_STORED ROWS_:
# # # # # # #

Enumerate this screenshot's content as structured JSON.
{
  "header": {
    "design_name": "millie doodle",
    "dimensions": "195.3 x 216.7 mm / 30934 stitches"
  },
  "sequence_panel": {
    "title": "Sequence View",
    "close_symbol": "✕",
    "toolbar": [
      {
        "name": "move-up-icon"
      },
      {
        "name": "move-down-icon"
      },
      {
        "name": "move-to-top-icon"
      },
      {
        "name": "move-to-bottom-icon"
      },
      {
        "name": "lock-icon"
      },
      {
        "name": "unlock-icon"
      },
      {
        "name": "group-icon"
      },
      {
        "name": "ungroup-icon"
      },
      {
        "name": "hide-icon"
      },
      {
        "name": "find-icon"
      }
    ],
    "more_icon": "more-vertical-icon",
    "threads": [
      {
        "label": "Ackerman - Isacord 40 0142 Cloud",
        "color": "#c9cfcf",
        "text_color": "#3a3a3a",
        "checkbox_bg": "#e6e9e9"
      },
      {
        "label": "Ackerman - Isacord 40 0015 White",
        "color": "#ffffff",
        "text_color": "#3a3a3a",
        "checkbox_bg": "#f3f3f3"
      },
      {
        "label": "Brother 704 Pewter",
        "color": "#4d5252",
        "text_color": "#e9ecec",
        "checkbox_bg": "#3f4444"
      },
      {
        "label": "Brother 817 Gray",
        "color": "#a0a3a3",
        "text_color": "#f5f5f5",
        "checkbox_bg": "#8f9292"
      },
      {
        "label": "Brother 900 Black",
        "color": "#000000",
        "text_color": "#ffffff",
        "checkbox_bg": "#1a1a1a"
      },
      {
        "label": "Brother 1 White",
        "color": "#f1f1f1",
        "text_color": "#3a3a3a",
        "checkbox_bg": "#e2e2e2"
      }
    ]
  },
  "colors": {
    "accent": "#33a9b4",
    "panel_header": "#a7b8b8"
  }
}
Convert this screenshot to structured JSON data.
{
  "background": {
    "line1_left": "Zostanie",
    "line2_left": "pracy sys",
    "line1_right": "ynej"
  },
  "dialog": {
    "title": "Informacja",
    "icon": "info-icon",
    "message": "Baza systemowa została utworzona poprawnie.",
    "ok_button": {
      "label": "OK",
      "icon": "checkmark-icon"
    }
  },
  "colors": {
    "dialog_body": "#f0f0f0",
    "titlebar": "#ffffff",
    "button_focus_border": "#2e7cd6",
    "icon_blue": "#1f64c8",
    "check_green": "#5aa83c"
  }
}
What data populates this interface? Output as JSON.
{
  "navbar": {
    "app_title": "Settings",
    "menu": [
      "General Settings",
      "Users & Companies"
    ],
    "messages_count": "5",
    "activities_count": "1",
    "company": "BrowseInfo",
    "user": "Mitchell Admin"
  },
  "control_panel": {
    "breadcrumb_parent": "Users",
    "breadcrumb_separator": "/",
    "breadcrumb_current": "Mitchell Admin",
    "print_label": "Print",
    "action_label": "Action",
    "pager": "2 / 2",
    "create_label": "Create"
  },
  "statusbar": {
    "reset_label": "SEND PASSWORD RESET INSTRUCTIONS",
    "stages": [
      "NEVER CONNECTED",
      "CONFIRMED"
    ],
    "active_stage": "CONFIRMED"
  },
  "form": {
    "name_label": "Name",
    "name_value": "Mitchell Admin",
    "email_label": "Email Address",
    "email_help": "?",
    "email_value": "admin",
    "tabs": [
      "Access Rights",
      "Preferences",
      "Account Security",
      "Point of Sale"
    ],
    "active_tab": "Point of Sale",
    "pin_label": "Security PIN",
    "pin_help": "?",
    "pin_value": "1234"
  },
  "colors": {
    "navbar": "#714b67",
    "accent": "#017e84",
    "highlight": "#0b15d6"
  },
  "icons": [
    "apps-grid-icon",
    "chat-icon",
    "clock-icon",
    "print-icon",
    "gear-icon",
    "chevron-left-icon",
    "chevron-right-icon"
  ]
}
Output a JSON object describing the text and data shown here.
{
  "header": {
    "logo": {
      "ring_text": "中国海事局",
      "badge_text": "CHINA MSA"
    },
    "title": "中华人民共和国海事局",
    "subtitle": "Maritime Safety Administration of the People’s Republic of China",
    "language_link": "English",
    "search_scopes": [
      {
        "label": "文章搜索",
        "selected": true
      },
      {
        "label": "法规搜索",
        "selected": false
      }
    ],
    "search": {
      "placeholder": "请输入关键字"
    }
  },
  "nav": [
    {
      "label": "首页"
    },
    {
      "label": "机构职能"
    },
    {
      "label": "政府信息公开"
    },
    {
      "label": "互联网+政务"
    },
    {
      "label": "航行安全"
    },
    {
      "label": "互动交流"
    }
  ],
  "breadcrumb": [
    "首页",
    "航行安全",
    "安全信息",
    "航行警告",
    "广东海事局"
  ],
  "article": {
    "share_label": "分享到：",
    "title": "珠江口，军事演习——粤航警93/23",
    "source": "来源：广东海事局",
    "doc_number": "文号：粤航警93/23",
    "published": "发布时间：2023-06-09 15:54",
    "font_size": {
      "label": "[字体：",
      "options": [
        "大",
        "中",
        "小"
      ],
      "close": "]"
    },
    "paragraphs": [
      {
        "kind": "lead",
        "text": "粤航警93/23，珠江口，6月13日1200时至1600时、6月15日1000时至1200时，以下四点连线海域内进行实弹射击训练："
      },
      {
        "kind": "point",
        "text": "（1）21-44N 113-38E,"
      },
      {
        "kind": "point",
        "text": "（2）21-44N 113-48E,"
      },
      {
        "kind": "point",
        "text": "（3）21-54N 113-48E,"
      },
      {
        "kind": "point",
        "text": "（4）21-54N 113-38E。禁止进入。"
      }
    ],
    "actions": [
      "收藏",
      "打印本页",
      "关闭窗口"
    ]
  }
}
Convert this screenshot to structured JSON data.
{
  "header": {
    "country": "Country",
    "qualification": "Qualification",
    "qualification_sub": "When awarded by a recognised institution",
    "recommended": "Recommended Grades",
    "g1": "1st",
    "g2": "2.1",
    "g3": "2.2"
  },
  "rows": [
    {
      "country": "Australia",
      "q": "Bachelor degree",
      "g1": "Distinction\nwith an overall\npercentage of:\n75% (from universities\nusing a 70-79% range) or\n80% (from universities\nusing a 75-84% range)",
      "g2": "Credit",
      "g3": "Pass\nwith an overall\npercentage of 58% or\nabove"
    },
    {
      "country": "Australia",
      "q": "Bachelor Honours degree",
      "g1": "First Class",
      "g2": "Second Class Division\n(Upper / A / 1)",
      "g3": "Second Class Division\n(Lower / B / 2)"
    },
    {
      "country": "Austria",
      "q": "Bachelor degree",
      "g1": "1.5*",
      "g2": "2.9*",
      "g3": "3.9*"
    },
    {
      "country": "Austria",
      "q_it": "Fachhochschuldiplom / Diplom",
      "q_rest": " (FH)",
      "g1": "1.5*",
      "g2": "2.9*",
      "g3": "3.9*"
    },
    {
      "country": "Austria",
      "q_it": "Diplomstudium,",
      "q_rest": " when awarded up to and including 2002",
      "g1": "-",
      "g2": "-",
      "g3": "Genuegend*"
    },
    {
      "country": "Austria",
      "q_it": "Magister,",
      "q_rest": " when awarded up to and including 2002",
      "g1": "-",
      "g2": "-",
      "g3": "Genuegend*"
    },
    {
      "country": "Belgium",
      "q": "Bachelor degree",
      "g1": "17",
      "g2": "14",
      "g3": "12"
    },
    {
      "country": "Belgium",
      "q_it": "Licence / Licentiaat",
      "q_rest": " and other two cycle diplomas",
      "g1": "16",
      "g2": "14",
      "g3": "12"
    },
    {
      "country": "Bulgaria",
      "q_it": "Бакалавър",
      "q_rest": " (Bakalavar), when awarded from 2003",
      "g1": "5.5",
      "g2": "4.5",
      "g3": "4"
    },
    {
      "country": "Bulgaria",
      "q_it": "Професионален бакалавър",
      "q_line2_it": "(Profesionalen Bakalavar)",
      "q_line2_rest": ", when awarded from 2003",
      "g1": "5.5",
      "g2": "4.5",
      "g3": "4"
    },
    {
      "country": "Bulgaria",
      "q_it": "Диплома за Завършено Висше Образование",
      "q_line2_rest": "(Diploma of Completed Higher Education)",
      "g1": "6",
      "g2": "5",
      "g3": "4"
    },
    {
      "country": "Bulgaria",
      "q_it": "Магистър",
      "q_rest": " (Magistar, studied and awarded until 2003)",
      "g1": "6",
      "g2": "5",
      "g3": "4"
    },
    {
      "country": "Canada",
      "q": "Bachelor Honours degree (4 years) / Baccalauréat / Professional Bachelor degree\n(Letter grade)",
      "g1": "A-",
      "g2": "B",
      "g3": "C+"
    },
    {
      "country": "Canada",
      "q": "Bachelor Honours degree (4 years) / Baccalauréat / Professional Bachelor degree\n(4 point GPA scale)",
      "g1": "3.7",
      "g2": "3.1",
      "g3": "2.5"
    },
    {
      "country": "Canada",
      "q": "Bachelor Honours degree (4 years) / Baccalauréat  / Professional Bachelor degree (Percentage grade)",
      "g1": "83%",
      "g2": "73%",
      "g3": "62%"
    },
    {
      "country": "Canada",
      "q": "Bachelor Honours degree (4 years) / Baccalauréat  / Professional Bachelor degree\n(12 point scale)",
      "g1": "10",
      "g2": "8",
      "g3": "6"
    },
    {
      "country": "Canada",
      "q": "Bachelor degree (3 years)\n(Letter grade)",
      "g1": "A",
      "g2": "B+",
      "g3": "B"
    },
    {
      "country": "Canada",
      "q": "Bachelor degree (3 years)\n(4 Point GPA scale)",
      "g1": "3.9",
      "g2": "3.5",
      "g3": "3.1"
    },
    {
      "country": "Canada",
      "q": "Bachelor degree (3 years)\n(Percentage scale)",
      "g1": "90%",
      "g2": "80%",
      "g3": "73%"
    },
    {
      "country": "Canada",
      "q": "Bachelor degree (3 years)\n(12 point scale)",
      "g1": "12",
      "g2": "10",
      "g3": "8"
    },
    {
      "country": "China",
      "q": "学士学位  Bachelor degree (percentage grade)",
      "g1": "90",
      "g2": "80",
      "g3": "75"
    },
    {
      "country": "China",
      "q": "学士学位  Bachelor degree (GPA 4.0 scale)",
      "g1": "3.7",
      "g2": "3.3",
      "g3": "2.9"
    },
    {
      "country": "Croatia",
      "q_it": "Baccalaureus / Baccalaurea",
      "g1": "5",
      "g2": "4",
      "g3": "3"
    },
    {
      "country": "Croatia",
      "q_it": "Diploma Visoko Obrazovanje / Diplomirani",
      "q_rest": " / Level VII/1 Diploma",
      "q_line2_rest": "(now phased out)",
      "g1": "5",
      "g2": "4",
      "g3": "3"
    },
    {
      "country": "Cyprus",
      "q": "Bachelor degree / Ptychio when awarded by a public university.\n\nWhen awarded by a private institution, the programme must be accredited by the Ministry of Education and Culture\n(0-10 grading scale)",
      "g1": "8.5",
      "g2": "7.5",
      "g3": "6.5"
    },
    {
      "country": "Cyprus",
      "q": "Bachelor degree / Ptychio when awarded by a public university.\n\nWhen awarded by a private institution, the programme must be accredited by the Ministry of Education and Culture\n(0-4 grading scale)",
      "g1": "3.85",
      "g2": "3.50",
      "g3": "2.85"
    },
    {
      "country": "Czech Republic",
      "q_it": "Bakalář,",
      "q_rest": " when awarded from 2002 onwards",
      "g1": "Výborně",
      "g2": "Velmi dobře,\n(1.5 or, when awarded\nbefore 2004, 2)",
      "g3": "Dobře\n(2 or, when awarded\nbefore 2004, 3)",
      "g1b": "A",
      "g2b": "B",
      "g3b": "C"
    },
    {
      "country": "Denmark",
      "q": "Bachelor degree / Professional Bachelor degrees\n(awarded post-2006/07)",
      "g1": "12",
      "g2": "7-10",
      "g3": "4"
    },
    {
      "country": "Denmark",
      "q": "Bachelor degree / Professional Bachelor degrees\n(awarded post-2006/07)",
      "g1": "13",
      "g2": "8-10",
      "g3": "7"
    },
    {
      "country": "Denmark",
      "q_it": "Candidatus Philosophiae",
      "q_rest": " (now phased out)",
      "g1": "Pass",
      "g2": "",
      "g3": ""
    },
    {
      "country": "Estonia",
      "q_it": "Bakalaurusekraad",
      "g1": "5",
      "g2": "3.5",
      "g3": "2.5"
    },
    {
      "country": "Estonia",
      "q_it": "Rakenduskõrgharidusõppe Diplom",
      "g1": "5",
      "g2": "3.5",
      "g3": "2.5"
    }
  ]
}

# # # # # # #

_EXERCISE BRIEF_: Copy out every line of the listing that contains the string "Republic".

_COMPLETED TASK_:
    "subtitle": "Maritime Safety Administration of the People’s Republic of China",
      "country": "Czech Republic",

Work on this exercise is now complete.